** BEGIN **

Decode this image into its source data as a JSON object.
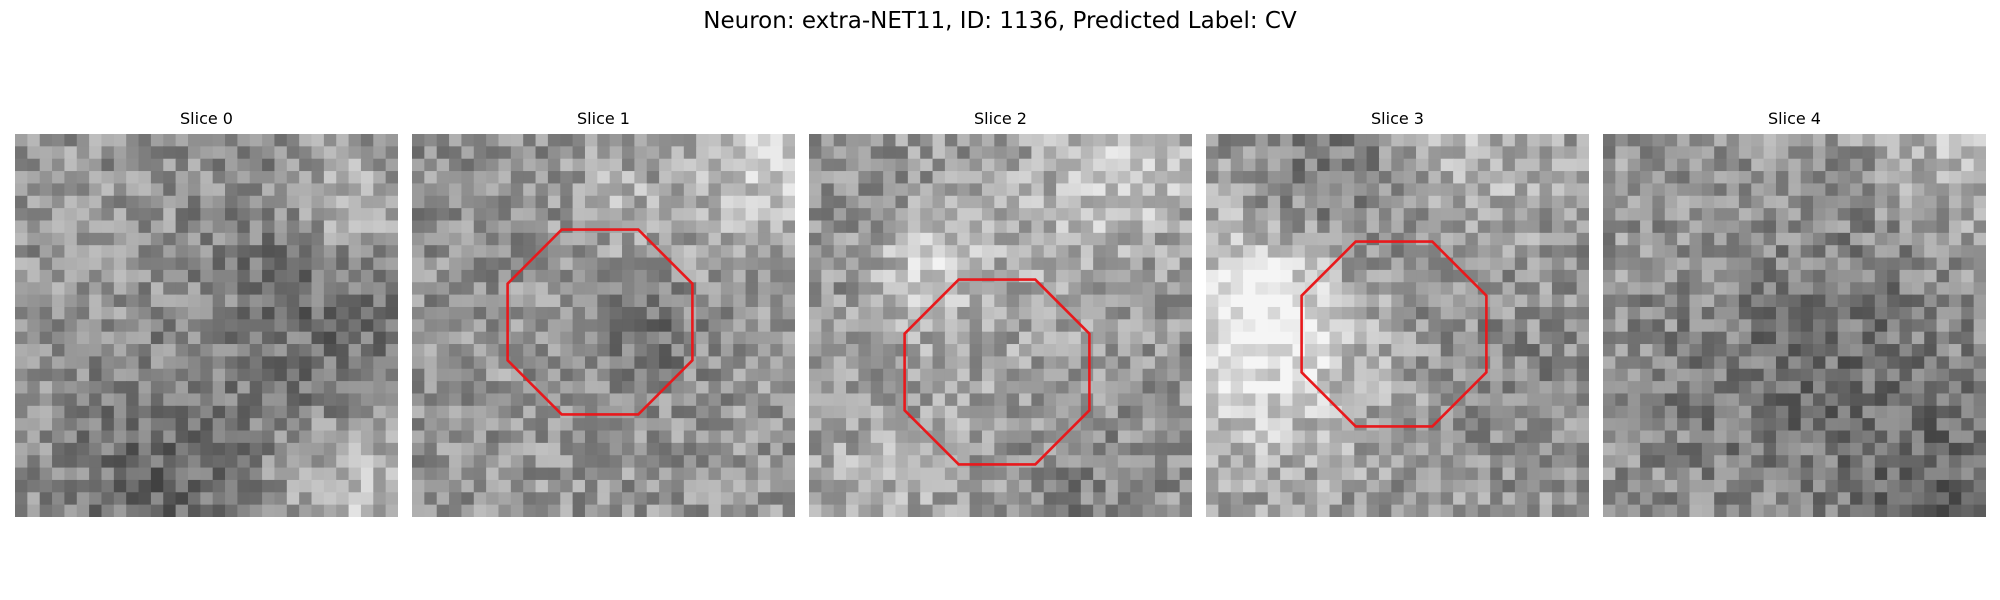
{
  "figure": {
    "title": "Neuron: extra-NET11, ID: 1136, Predicted Label: CV"
  },
  "panels": [
    {
      "title": "Slice 0",
      "roi": false,
      "seed": 11
    },
    {
      "title": "Slice 1",
      "roi": true,
      "seed": 23
    },
    {
      "title": "Slice 2",
      "roi": true,
      "seed": 37
    },
    {
      "title": "Slice 3",
      "roi": true,
      "seed": 51
    },
    {
      "title": "Slice 4",
      "roi": false,
      "seed": 73
    }
  ],
  "colors": {
    "roi_outline": "#e8191c"
  },
  "icons": {
    "roi_shape": "octagon-outline"
  }
}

** END **

-- Challenge --
Output the full set of records above without changing a word, and drop the images.

-- Answer to the exercise --
Decode this image into its source data as a JSON object.
{
  "figure": {
    "title": "Neuron: extra-NET11, ID: 1136, Predicted Label: CV"
  },
  "panels": [
    {
      "title": "Slice 0",
      "roi": false,
      "seed": 11
    },
    {
      "title": "Slice 1",
      "roi": true,
      "seed": 23
    },
    {
      "title": "Slice 2",
      "roi": true,
      "seed": 37
    },
    {
      "title": "Slice 3",
      "roi": true,
      "seed": 51
    },
    {
      "title": "Slice 4",
      "roi": false,
      "seed": 73
    }
  ],
  "colors": {
    "roi_outline": "#e8191c"
  },
  "icons": {
    "roi_shape": "octagon-outline"
  }
}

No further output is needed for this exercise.